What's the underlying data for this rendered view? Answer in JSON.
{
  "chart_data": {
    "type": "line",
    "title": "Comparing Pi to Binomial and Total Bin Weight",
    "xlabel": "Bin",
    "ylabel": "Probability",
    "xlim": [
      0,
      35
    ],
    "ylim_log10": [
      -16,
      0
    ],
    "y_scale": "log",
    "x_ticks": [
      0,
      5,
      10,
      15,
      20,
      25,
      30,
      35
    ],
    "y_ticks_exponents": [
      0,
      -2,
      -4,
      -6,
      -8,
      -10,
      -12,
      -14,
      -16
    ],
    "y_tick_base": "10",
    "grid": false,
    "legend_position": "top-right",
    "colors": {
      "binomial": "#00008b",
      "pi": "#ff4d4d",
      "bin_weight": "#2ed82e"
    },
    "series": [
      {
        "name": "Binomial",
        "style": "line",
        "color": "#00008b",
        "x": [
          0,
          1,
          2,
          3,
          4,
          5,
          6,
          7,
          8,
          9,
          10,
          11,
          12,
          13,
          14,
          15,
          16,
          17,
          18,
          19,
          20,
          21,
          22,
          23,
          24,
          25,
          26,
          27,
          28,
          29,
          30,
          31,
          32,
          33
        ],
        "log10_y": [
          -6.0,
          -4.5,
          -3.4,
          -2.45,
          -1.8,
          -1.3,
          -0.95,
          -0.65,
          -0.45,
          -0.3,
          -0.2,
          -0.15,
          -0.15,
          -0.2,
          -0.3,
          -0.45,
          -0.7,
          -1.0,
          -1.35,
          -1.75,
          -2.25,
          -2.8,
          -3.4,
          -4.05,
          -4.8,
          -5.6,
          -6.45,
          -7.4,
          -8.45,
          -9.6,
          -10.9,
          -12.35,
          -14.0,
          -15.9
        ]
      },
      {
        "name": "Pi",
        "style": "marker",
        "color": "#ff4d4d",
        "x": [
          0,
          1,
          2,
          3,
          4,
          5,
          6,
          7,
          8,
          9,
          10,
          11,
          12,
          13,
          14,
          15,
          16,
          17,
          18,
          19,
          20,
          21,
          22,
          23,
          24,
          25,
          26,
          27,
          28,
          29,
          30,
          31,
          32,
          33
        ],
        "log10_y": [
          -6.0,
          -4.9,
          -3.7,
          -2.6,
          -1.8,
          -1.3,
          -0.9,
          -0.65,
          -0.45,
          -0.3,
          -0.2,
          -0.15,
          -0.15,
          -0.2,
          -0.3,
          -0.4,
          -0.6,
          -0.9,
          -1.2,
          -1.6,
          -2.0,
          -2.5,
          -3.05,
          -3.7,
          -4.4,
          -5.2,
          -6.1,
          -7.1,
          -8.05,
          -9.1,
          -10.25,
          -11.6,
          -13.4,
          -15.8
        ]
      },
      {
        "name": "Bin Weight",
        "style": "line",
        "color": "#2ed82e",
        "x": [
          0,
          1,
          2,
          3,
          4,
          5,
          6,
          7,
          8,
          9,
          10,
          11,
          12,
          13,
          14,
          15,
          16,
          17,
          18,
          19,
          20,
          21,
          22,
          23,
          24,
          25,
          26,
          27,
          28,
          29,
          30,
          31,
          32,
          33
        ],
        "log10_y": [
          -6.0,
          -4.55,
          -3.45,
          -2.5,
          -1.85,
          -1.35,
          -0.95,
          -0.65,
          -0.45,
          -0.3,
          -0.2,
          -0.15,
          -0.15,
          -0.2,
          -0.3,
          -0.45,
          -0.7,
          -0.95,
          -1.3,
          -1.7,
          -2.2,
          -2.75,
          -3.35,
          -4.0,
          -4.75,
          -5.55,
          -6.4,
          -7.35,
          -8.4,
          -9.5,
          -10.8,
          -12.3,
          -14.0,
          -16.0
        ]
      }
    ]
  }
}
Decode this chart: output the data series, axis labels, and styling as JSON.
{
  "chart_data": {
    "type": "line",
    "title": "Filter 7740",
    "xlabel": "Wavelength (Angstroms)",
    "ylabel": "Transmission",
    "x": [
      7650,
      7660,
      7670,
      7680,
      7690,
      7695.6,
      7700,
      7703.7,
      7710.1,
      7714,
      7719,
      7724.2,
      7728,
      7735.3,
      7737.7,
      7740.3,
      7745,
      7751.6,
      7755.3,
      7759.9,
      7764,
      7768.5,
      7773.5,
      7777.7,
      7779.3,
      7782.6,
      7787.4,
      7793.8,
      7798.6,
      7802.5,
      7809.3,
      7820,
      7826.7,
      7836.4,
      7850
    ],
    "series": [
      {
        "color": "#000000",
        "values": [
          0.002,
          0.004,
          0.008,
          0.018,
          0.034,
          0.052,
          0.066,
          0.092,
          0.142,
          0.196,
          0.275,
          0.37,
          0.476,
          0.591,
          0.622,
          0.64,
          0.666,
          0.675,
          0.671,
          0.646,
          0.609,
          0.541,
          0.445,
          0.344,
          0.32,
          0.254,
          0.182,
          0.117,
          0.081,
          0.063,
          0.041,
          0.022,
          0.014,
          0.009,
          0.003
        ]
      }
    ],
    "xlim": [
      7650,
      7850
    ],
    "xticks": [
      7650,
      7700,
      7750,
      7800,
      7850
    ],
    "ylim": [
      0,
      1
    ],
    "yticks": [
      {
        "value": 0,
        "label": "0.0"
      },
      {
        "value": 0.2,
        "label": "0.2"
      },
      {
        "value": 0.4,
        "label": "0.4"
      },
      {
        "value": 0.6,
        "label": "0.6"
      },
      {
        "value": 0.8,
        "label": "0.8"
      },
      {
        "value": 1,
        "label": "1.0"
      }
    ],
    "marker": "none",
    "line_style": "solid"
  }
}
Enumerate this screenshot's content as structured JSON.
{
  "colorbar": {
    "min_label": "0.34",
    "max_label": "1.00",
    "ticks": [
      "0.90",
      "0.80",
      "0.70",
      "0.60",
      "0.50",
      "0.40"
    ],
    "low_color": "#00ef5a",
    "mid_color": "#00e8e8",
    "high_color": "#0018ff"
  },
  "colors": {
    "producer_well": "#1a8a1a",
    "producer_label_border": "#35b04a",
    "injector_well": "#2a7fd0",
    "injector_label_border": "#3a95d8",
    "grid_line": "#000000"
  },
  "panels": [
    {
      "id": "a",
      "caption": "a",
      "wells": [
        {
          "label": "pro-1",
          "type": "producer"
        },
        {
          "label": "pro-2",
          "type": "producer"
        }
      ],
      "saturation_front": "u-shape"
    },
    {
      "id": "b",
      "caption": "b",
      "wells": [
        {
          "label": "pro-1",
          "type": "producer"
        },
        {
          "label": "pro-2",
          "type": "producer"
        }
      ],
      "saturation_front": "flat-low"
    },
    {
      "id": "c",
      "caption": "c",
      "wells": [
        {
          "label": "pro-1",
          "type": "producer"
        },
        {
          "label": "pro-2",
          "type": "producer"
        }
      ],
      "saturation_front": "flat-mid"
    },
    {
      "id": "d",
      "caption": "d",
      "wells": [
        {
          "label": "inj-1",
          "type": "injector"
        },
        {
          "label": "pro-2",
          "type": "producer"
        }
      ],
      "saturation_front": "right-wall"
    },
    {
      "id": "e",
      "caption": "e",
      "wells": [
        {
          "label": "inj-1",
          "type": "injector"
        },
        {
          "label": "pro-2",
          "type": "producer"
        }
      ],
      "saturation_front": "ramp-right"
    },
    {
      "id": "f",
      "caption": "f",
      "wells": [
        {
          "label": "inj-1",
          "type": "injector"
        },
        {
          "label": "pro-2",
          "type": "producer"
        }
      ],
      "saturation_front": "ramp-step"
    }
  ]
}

### AIM
Output all of the material, please, exactly as it stands.

### SOLUTION FOR THIS TASK
What's the underlying data for this rendered view? Answer in JSON.
{
  "chart_data": {
    "type": "line",
    "title": "Comparing Pi to Binomial and Total Bin Weight",
    "xlabel": "Bin",
    "ylabel": "Probability",
    "xlim": [
      0,
      35
    ],
    "ylim_log10": [
      -16,
      0
    ],
    "y_scale": "log",
    "x_ticks": [
      0,
      5,
      10,
      15,
      20,
      25,
      30,
      35
    ],
    "y_ticks_exponents": [
      0,
      -2,
      -4,
      -6,
      -8,
      -10,
      -12,
      -14,
      -16
    ],
    "y_tick_base": "10",
    "grid": false,
    "legend_position": "top-right",
    "colors": {
      "binomial": "#00008b",
      "pi": "#ff4d4d",
      "bin_weight": "#2ed82e"
    },
    "series": [
      {
        "name": "Binomial",
        "style": "line",
        "color": "#00008b",
        "x": [
          0,
          1,
          2,
          3,
          4,
          5,
          6,
          7,
          8,
          9,
          10,
          11,
          12,
          13,
          14,
          15,
          16,
          17,
          18,
          19,
          20,
          21,
          22,
          23,
          24,
          25,
          26,
          27,
          28,
          29,
          30,
          31,
          32,
          33
        ],
        "log10_y": [
          -6.0,
          -4.5,
          -3.4,
          -2.45,
          -1.8,
          -1.3,
          -0.95,
          -0.65,
          -0.45,
          -0.3,
          -0.2,
          -0.15,
          -0.15,
          -0.2,
          -0.3,
          -0.45,
          -0.7,
          -1.0,
          -1.35,
          -1.75,
          -2.25,
          -2.8,
          -3.4,
          -4.05,
          -4.8,
          -5.6,
          -6.45,
          -7.4,
          -8.45,
          -9.6,
          -10.9,
          -12.35,
          -14.0,
          -15.9
        ]
      },
      {
        "name": "Pi",
        "style": "marker",
        "color": "#ff4d4d",
        "x": [
          0,
          1,
          2,
          3,
          4,
          5,
          6,
          7,
          8,
          9,
          10,
          11,
          12,
          13,
          14,
          15,
          16,
          17,
          18,
          19,
          20,
          21,
          22,
          23,
          24,
          25,
          26,
          27,
          28,
          29,
          30,
          31,
          32,
          33
        ],
        "log10_y": [
          -6.0,
          -4.9,
          -3.7,
          -2.6,
          -1.8,
          -1.3,
          -0.9,
          -0.65,
          -0.45,
          -0.3,
          -0.2,
          -0.15,
          -0.15,
          -0.2,
          -0.3,
          -0.4,
          -0.6,
          -0.9,
          -1.2,
          -1.6,
          -2.0,
          -2.5,
          -3.05,
          -3.7,
          -4.4,
          -5.2,
          -6.1,
          -7.1,
          -8.05,
          -9.1,
          -10.25,
          -11.6,
          -13.4,
          -15.8
        ]
      },
      {
        "name": "Bin Weight",
        "style": "line",
        "color": "#2ed82e",
        "x": [
          0,
          1,
          2,
          3,
          4,
          5,
          6,
          7,
          8,
          9,
          10,
          11,
          12,
          13,
          14,
          15,
          16,
          17,
          18,
          19,
          20,
          21,
          22,
          23,
          24,
          25,
          26,
          27,
          28,
          29,
          30,
          31,
          32,
          33
        ],
        "log10_y": [
          -6.0,
          -4.55,
          -3.45,
          -2.5,
          -1.85,
          -1.35,
          -0.95,
          -0.65,
          -0.45,
          -0.3,
          -0.2,
          -0.15,
          -0.15,
          -0.2,
          -0.3,
          -0.45,
          -0.7,
          -0.95,
          -1.3,
          -1.7,
          -2.2,
          -2.75,
          -3.35,
          -4.0,
          -4.75,
          -5.55,
          -6.4,
          -7.35,
          -8.4,
          -9.5,
          -10.8,
          -12.3,
          -14.0,
          -16.0
        ]
      }
    ]
  }
}
Decode this chart: output the data series, axis labels, and styling as JSON.
{
  "chart_data": {
    "type": "line",
    "title": "Filter 7740",
    "xlabel": "Wavelength (Angstroms)",
    "ylabel": "Transmission",
    "x": [
      7650,
      7660,
      7670,
      7680,
      7690,
      7695.6,
      7700,
      7703.7,
      7710.1,
      7714,
      7719,
      7724.2,
      7728,
      7735.3,
      7737.7,
      7740.3,
      7745,
      7751.6,
      7755.3,
      7759.9,
      7764,
      7768.5,
      7773.5,
      7777.7,
      7779.3,
      7782.6,
      7787.4,
      7793.8,
      7798.6,
      7802.5,
      7809.3,
      7820,
      7826.7,
      7836.4,
      7850
    ],
    "series": [
      {
        "color": "#000000",
        "values": [
          0.002,
          0.004,
          0.008,
          0.018,
          0.034,
          0.052,
          0.066,
          0.092,
          0.142,
          0.196,
          0.275,
          0.37,
          0.476,
          0.591,
          0.622,
          0.64,
          0.666,
          0.675,
          0.671,
          0.646,
          0.609,
          0.541,
          0.445,
          0.344,
          0.32,
          0.254,
          0.182,
          0.117,
          0.081,
          0.063,
          0.041,
          0.022,
          0.014,
          0.009,
          0.003
        ]
      }
    ],
    "xlim": [
      7650,
      7850
    ],
    "xticks": [
      7650,
      7700,
      7750,
      7800,
      7850
    ],
    "ylim": [
      0,
      1
    ],
    "yticks": [
      {
        "value": 0,
        "label": "0.0"
      },
      {
        "value": 0.2,
        "label": "0.2"
      },
      {
        "value": 0.4,
        "label": "0.4"
      },
      {
        "value": 0.6,
        "label": "0.6"
      },
      {
        "value": 0.8,
        "label": "0.8"
      },
      {
        "value": 1,
        "label": "1.0"
      }
    ],
    "marker": "none",
    "line_style": "solid"
  }
}
Enumerate this screenshot's content as structured JSON.
{
  "colorbar": {
    "min_label": "0.34",
    "max_label": "1.00",
    "ticks": [
      "0.90",
      "0.80",
      "0.70",
      "0.60",
      "0.50",
      "0.40"
    ],
    "low_color": "#00ef5a",
    "mid_color": "#00e8e8",
    "high_color": "#0018ff"
  },
  "colors": {
    "producer_well": "#1a8a1a",
    "producer_label_border": "#35b04a",
    "injector_well": "#2a7fd0",
    "injector_label_border": "#3a95d8",
    "grid_line": "#000000"
  },
  "panels": [
    {
      "id": "a",
      "caption": "a",
      "wells": [
        {
          "label": "pro-1",
          "type": "producer"
        },
        {
          "label": "pro-2",
          "type": "producer"
        }
      ],
      "saturation_front": "u-shape"
    },
    {
      "id": "b",
      "caption": "b",
      "wells": [
        {
          "label": "pro-1",
          "type": "producer"
        },
        {
          "label": "pro-2",
          "type": "producer"
        }
      ],
      "saturation_front": "flat-low"
    },
    {
      "id": "c",
      "caption": "c",
      "wells": [
        {
          "label": "pro-1",
          "type": "producer"
        },
        {
          "label": "pro-2",
          "type": "producer"
        }
      ],
      "saturation_front": "flat-mid"
    },
    {
      "id": "d",
      "caption": "d",
      "wells": [
        {
          "label": "inj-1",
          "type": "injector"
        },
        {
          "label": "pro-2",
          "type": "producer"
        }
      ],
      "saturation_front": "right-wall"
    },
    {
      "id": "e",
      "caption": "e",
      "wells": [
        {
          "label": "inj-1",
          "type": "injector"
        },
        {
          "label": "pro-2",
          "type": "producer"
        }
      ],
      "saturation_front": "ramp-right"
    },
    {
      "id": "f",
      "caption": "f",
      "wells": [
        {
          "label": "inj-1",
          "type": "injector"
        },
        {
          "label": "pro-2",
          "type": "producer"
        }
      ],
      "saturation_front": "ramp-step"
    }
  ]
}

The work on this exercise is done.